Start Stored data

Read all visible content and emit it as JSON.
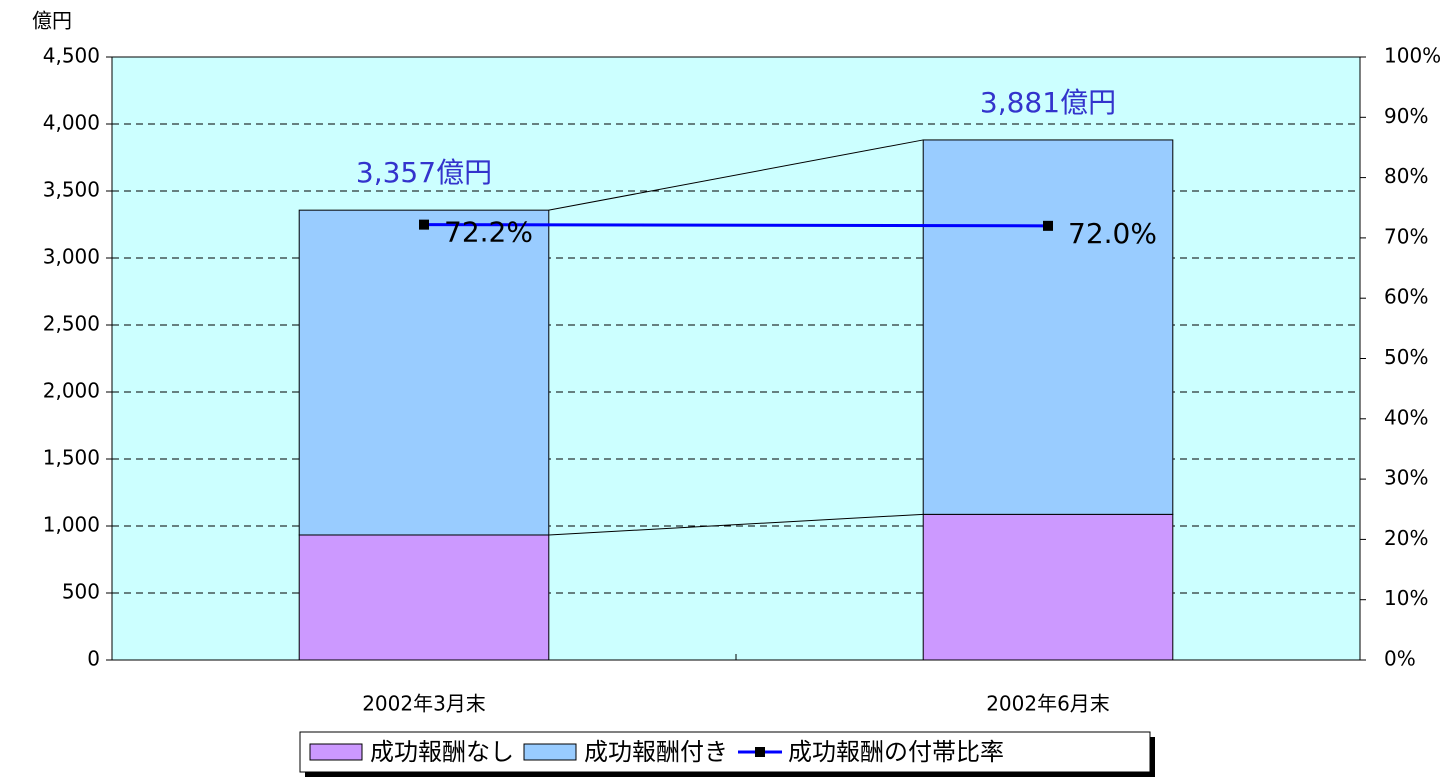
{
  "chart_data": {
    "type": "bar",
    "stacked": true,
    "y_axis_label": "億円",
    "categories": [
      "2002年3月末",
      "2002年6月末"
    ],
    "series": [
      {
        "name": "成功報酬なし",
        "color": "#cc99ff",
        "values": [
          933,
          1087
        ]
      },
      {
        "name": "成功報酬付き",
        "color": "#99ccff",
        "values": [
          2424,
          2794
        ]
      },
      {
        "name": "成功報酬の付帯比率",
        "type": "line",
        "axis": "y2",
        "color": "#0000ff",
        "marker_color": "#000000",
        "values": [
          72.2,
          72.0
        ],
        "value_labels": [
          "72.2%",
          "72.0%"
        ]
      }
    ],
    "totals": [
      3357,
      3881
    ],
    "total_labels": [
      "3,357億円",
      "3,881億円"
    ],
    "ylim": [
      0,
      4500
    ],
    "yticks": [
      0,
      500,
      {
        "value": 1000,
        "label": "1,000"
      },
      {
        "value": 1500,
        "label": "1,500"
      },
      {
        "value": 2000,
        "label": "2,000"
      },
      {
        "value": 2500,
        "label": "2,500"
      },
      {
        "value": 3000,
        "label": "3,000"
      },
      {
        "value": 3500,
        "label": "3,500"
      },
      {
        "value": 4000,
        "label": "4,000"
      },
      {
        "value": 4500,
        "label": "4,500"
      }
    ],
    "y2lim": [
      0,
      100
    ],
    "y2ticks": [
      {
        "value": 0,
        "label": "0%"
      },
      {
        "value": 10,
        "label": "10%"
      },
      {
        "value": 20,
        "label": "20%"
      },
      {
        "value": 30,
        "label": "30%"
      },
      {
        "value": 40,
        "label": "40%"
      },
      {
        "value": 50,
        "label": "50%"
      },
      {
        "value": 60,
        "label": "60%"
      },
      {
        "value": 70,
        "label": "70%"
      },
      {
        "value": 80,
        "label": "80%"
      },
      {
        "value": 90,
        "label": "90%"
      },
      {
        "value": 100,
        "label": "100%"
      }
    ],
    "grid": true,
    "plot_background": "#ccffff",
    "legend": "bottom"
  }
}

End Stored data

◆ **Aim of the task**: Retype each line of the listing above word for word. Exclude the pictures.

◆ **Answer in full**:
Read all visible content and emit it as JSON.
{
  "chart_data": {
    "type": "bar",
    "stacked": true,
    "y_axis_label": "億円",
    "categories": [
      "2002年3月末",
      "2002年6月末"
    ],
    "series": [
      {
        "name": "成功報酬なし",
        "color": "#cc99ff",
        "values": [
          933,
          1087
        ]
      },
      {
        "name": "成功報酬付き",
        "color": "#99ccff",
        "values": [
          2424,
          2794
        ]
      },
      {
        "name": "成功報酬の付帯比率",
        "type": "line",
        "axis": "y2",
        "color": "#0000ff",
        "marker_color": "#000000",
        "values": [
          72.2,
          72.0
        ],
        "value_labels": [
          "72.2%",
          "72.0%"
        ]
      }
    ],
    "totals": [
      3357,
      3881
    ],
    "total_labels": [
      "3,357億円",
      "3,881億円"
    ],
    "ylim": [
      0,
      4500
    ],
    "yticks": [
      0,
      500,
      {
        "value": 1000,
        "label": "1,000"
      },
      {
        "value": 1500,
        "label": "1,500"
      },
      {
        "value": 2000,
        "label": "2,000"
      },
      {
        "value": 2500,
        "label": "2,500"
      },
      {
        "value": 3000,
        "label": "3,000"
      },
      {
        "value": 3500,
        "label": "3,500"
      },
      {
        "value": 4000,
        "label": "4,000"
      },
      {
        "value": 4500,
        "label": "4,500"
      }
    ],
    "y2lim": [
      0,
      100
    ],
    "y2ticks": [
      {
        "value": 0,
        "label": "0%"
      },
      {
        "value": 10,
        "label": "10%"
      },
      {
        "value": 20,
        "label": "20%"
      },
      {
        "value": 30,
        "label": "30%"
      },
      {
        "value": 40,
        "label": "40%"
      },
      {
        "value": 50,
        "label": "50%"
      },
      {
        "value": 60,
        "label": "60%"
      },
      {
        "value": 70,
        "label": "70%"
      },
      {
        "value": 80,
        "label": "80%"
      },
      {
        "value": 90,
        "label": "90%"
      },
      {
        "value": 100,
        "label": "100%"
      }
    ],
    "grid": true,
    "plot_background": "#ccffff",
    "legend": "bottom"
  }
}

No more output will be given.